Requirement >> Pull every line with the word "الحسكاني" out of the entries below.

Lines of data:
---*---
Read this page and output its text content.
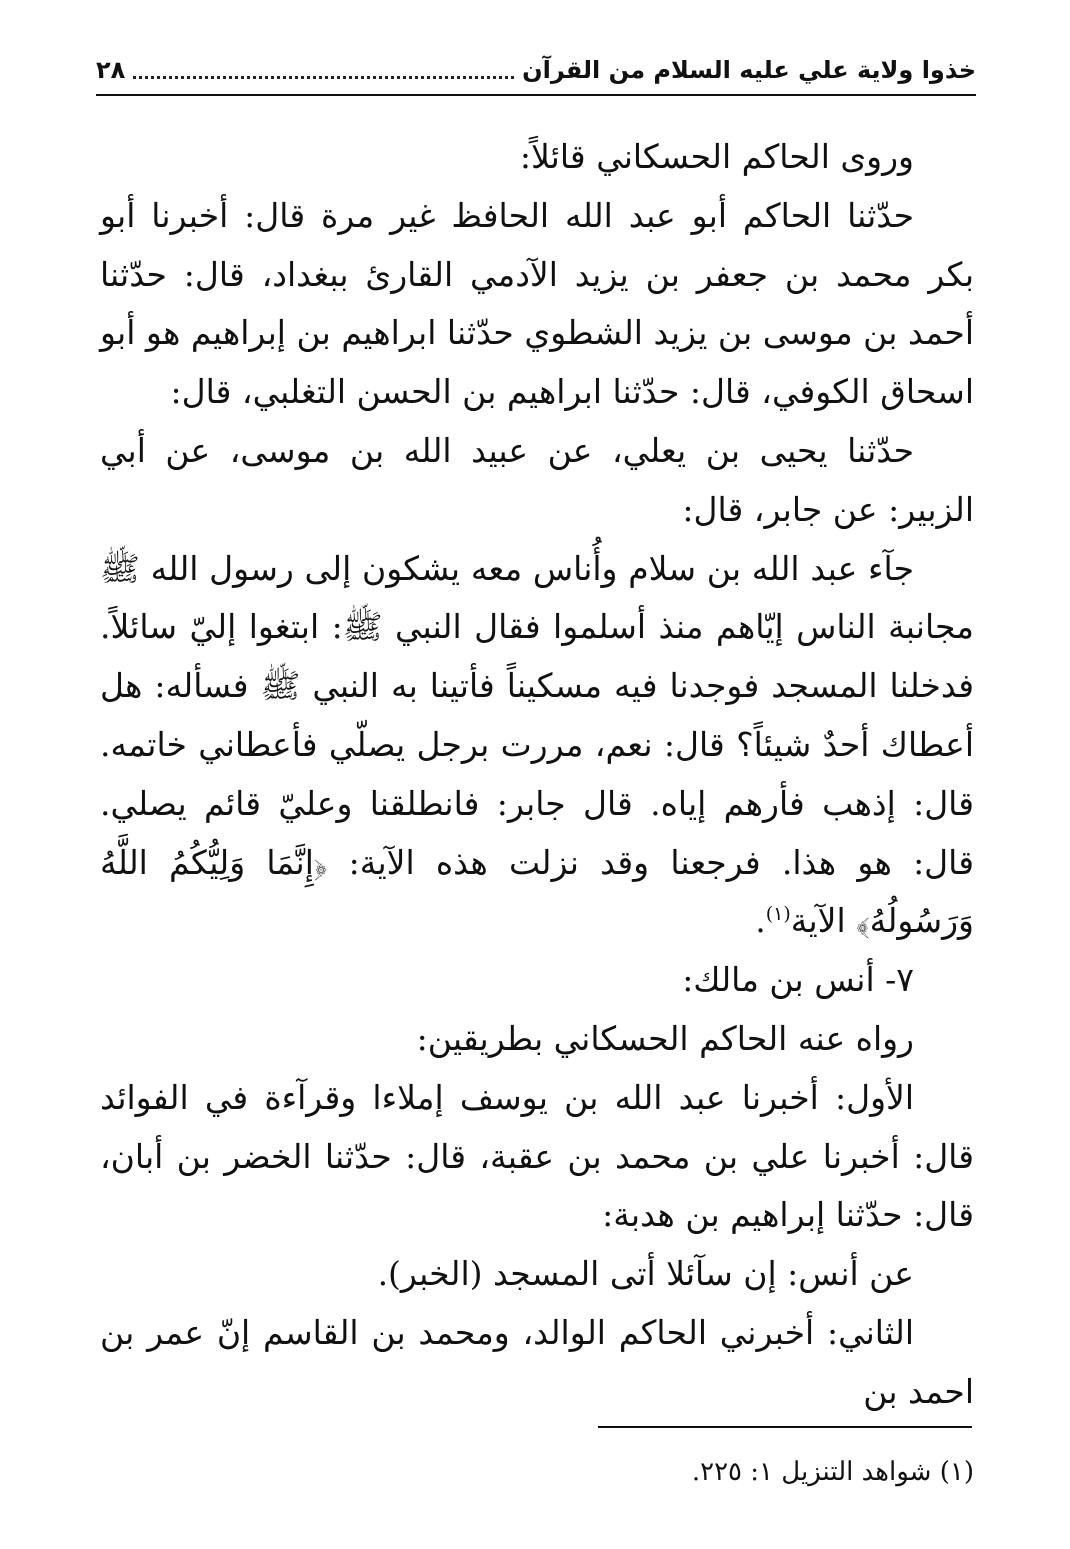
خذوا ولاية علي عليه السلام من القرآن
٢٨

وروى الحاكم الحسكاني قائلاً:

حدّثنا الحاكم أبو عبد الله الحافظ غير مرة قال: أخبرنا أبو بكر محمد بن جعفر بن يزيد الآدمي القارئ ببغداد، قال: حدّثنا أحمد بن موسى بن يزيد الشطوي حدّثنا ابراهيم بن إبراهيم هو أبو اسحاق الكوفي، قال: حدّثنا ابراهيم بن الحسن التغلبي، قال:

حدّثنا يحيى بن يعلي، عن عبيد الله بن موسى، عن أبي الزبير: عن جابر، قال:

جآء عبد الله بن سلام وأُناس معه يشكون إلى رسول الله ﷺ مجانبة الناس إيّاهم منذ أسلموا فقال النبي ﷺ: ابتغوا إليّ سائلاً. فدخلنا المسجد فوجدنا فيه مسكيناً فأتينا به النبي ﷺ فسأله: هل أعطاك أحدٌ شيئاً؟ قال: نعم، مررت برجل يصلّي فأعطاني خاتمه. قال: إذهب فأرهم إياه. قال جابر: فانطلقنا وعليّ قائم يصلي. قال: هو هذا. فرجعنا وقد نزلت هذه الآية: ﴿إِنَّمَا وَلِيُّكُمُ اللَّهُ وَرَسُولُهُ﴾ الآية$^{(١)}$.

٧- أنس بن مالك:

رواه عنه الحاكم الحسكاني بطريقين:

الأول: أخبرنا عبد الله بن يوسف إملاءا وقرآءة في الفوائد قال: أخبرنا علي بن محمد بن عقبة، قال: حدّثنا الخضر بن أبان، قال: حدّثنا إبراهيم بن هدبة:

عن أنس: إن سآئلا أتى المسجد (الخبر).

الثاني: أخبرني الحاكم الوالد، ومحمد بن القاسم إنّ عمر بن احمد بن

(١) شواهد التنزيل ١: ٢٢٥.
---*---
In response >>
وروى الحاكم الحسكاني قائلاً:
رواه عنه الحاكم الحسكاني بطريقين:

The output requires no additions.